• _DO THIS_: Scan the data. Collect each line that contains the word "name".

• _SOURCE DATA_:
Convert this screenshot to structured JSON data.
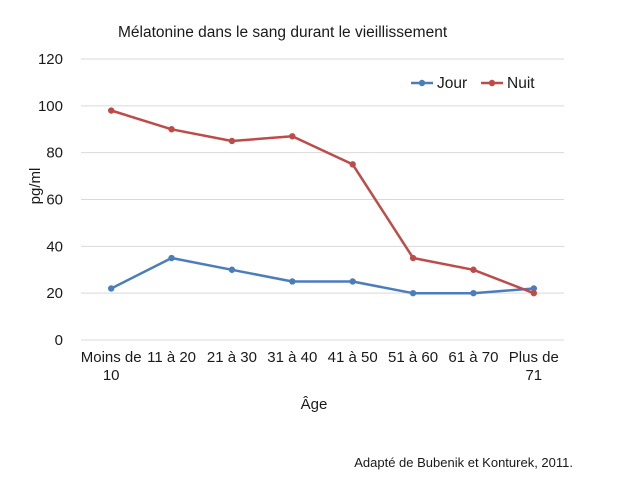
{
  "chart_data": {
    "type": "line",
    "title": "Mélatonine dans le sang durant le vieillissement",
    "xlabel": "Âge",
    "ylabel": "pg/ml",
    "categories": [
      [
        "Moins de",
        "10"
      ],
      [
        "11 à 20"
      ],
      [
        "21 à 30"
      ],
      [
        "31 à 40"
      ],
      [
        "41 à 50"
      ],
      [
        "51 à 60"
      ],
      [
        "61 à 70"
      ],
      [
        "Plus de",
        "71"
      ]
    ],
    "ylim": [
      0,
      120
    ],
    "yticks": [
      "0",
      "20",
      "40",
      "60",
      "80",
      "100",
      "120"
    ],
    "grid": true,
    "legend_position": "top-right",
    "series": [
      {
        "name": "Jour",
        "color": "#4a7ebb",
        "values": [
          22,
          35,
          30,
          25,
          25,
          20,
          20,
          22
        ]
      },
      {
        "name": "Nuit",
        "color": "#be4b48",
        "values": [
          98,
          90,
          85,
          87,
          75,
          35,
          30,
          20
        ]
      }
    ],
    "source": "Adapté de Bubenik et Konturek, 2011."
  }
}
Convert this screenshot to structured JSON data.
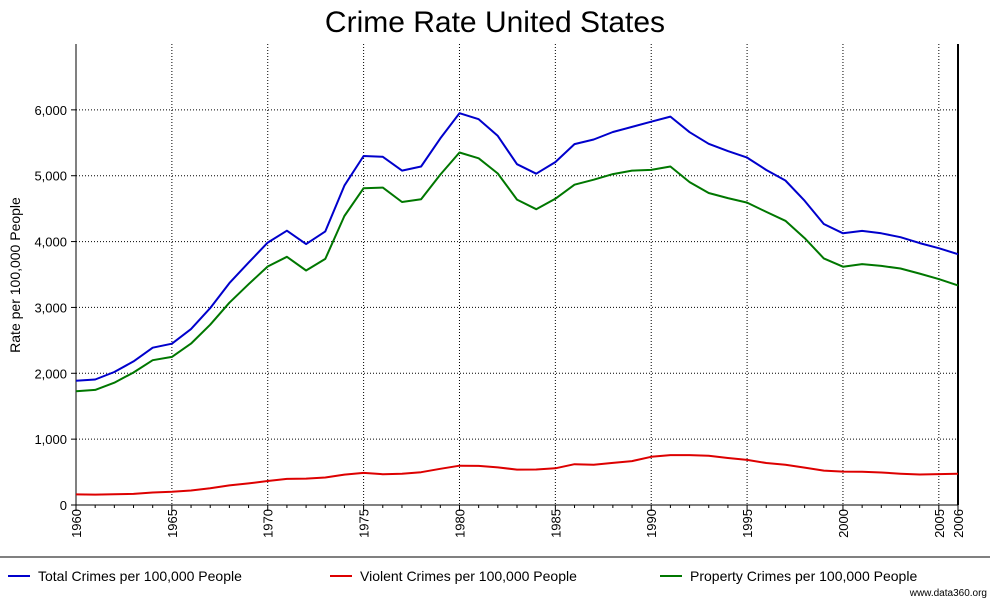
{
  "credit": "www.data360.org",
  "chart_data": {
    "type": "line",
    "title": "Crime Rate United States",
    "xlabel": "",
    "ylabel": "Rate per 100,000 People",
    "xlim": [
      1960,
      2006
    ],
    "ylim": [
      0,
      7000
    ],
    "yticks": [
      0,
      1000,
      2000,
      3000,
      4000,
      5000,
      6000
    ],
    "ytick_labels": [
      "0",
      "1,000",
      "2,000",
      "3,000",
      "4,000",
      "5,000",
      "6,000"
    ],
    "xticks": [
      1960,
      1965,
      1970,
      1975,
      1980,
      1985,
      1990,
      1995,
      2000,
      2005,
      2006
    ],
    "xtick_labels": [
      "1960",
      "1965",
      "1970",
      "1975",
      "1980",
      "1985",
      "1990",
      "1995",
      "2000",
      "2005",
      "2006"
    ],
    "grid": true,
    "legend_position": "bottom",
    "x": [
      1960,
      1961,
      1962,
      1963,
      1964,
      1965,
      1966,
      1967,
      1968,
      1969,
      1970,
      1971,
      1972,
      1973,
      1974,
      1975,
      1976,
      1977,
      1978,
      1979,
      1980,
      1981,
      1982,
      1983,
      1984,
      1985,
      1986,
      1987,
      1988,
      1989,
      1990,
      1991,
      1992,
      1993,
      1994,
      1995,
      1996,
      1997,
      1998,
      1999,
      2000,
      2001,
      2002,
      2003,
      2004,
      2005,
      2006
    ],
    "series": [
      {
        "name": "Total Crimes per 100,000 People",
        "color": "#0000cc",
        "values": [
          1887,
          1906,
          2020,
          2180,
          2388,
          2449,
          2671,
          2990,
          3370,
          3680,
          3985,
          4165,
          3961,
          4154,
          4850,
          5299,
          5287,
          5078,
          5140,
          5566,
          5950,
          5858,
          5604,
          5175,
          5031,
          5207,
          5480,
          5550,
          5664,
          5741,
          5820,
          5898,
          5661,
          5484,
          5374,
          5275,
          5087,
          4927,
          4620,
          4267,
          4125,
          4162,
          4125,
          4067,
          3977,
          3900,
          3808
        ]
      },
      {
        "name": "Violent Crimes per 100,000 People",
        "color": "#dd0000",
        "values": [
          161,
          158,
          162,
          168,
          190,
          200,
          220,
          253,
          298,
          328,
          364,
          396,
          401,
          417,
          461,
          487,
          468,
          475,
          498,
          549,
          597,
          594,
          571,
          538,
          539,
          557,
          620,
          610,
          640,
          666,
          732,
          758,
          758,
          747,
          714,
          685,
          637,
          611,
          568,
          523,
          507,
          504,
          494,
          476,
          463,
          469,
          474
        ]
      },
      {
        "name": "Property Crimes per 100,000 People",
        "color": "#007700",
        "values": [
          1726,
          1748,
          1857,
          2012,
          2198,
          2249,
          2451,
          2737,
          3072,
          3352,
          3621,
          3769,
          3560,
          3737,
          4389,
          4811,
          4819,
          4601,
          4642,
          5017,
          5353,
          5264,
          5033,
          4637,
          4492,
          4650,
          4863,
          4940,
          5024,
          5077,
          5088,
          5140,
          4903,
          4738,
          4660,
          4591,
          4450,
          4316,
          4052,
          3744,
          3618,
          3658,
          3631,
          3591,
          3514,
          3430,
          3334
        ]
      }
    ]
  }
}
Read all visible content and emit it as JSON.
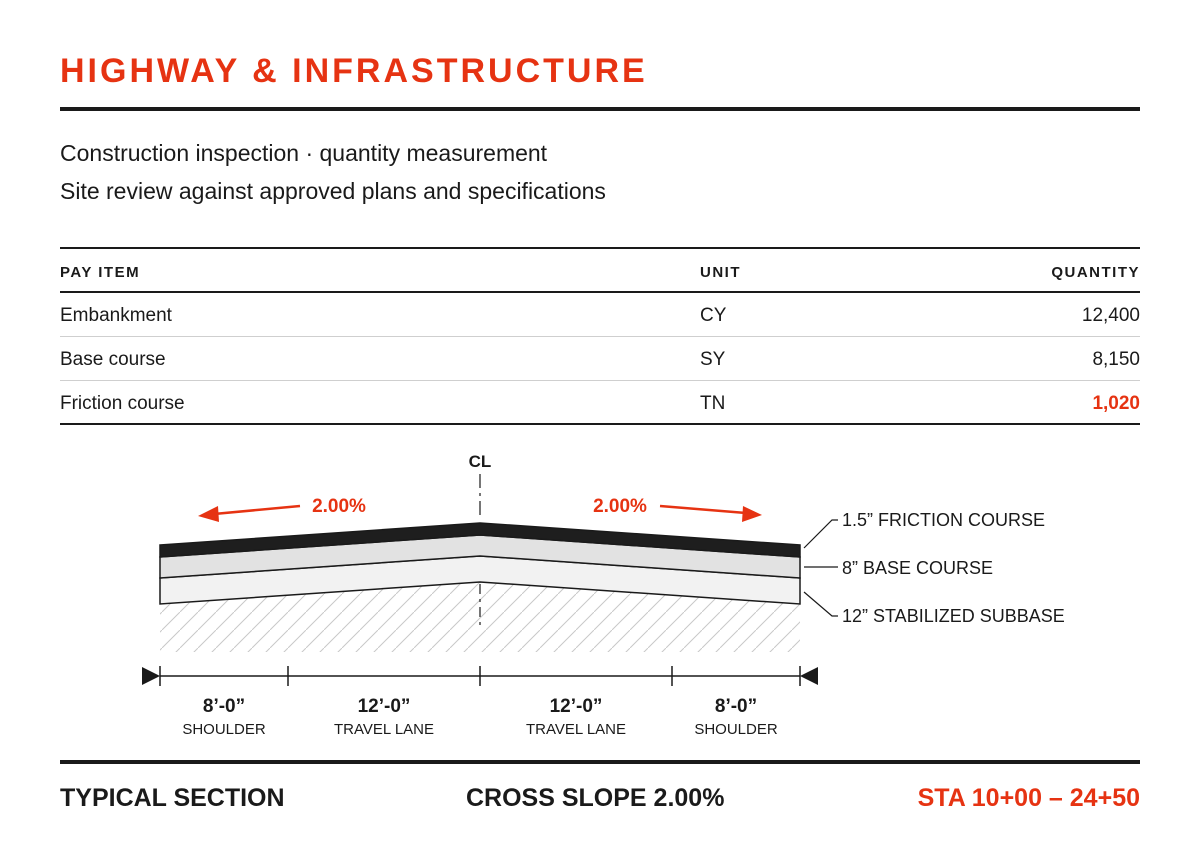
{
  "header": {
    "title": "HIGHWAY & INFRASTRUCTURE"
  },
  "intro": {
    "line1": "Construction inspection · quantity measurement",
    "line2": "Site review against approved plans and specifications"
  },
  "table": {
    "columns": [
      "PAY ITEM",
      "UNIT",
      "QUANTITY"
    ],
    "rows": [
      {
        "item": "Embankment",
        "unit": "CY",
        "quantity": "12,400",
        "highlight": false
      },
      {
        "item": "Base course",
        "unit": "SY",
        "quantity": "8,150",
        "highlight": false
      },
      {
        "item": "Friction course",
        "unit": "TN",
        "quantity": "1,020",
        "highlight": true
      }
    ]
  },
  "diagram": {
    "centerline_label": "CL",
    "slope_left": "2.00%",
    "slope_right": "2.00%",
    "layers": [
      "1.5” FRICTION COURSE",
      "8” BASE COURSE",
      "12” STABILIZED SUBBASE"
    ],
    "dimensions": [
      {
        "value": "8’-0”",
        "label": "SHOULDER"
      },
      {
        "value": "12’-0”",
        "label": "TRAVEL LANE"
      },
      {
        "value": "12’-0”",
        "label": "TRAVEL LANE"
      },
      {
        "value": "8’-0”",
        "label": "SHOULDER"
      }
    ]
  },
  "footer": {
    "left": "TYPICAL SECTION",
    "center": "CROSS SLOPE 2.00%",
    "right": "STA 10+00 – 24+50"
  },
  "colors": {
    "accent": "#e63312",
    "ink": "#1a1a1a",
    "base": "#e2e2e2",
    "subbase": "#f2f2f2"
  }
}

• _THE COMPLETED TASK_:
        "name": "Jour",
        "name": "Nuit",
        "name": "Total Crimes per 100,000 People",
        "name": "Violent Crimes per 100,000 People",
        "name": "Property Crimes per 100,000 People",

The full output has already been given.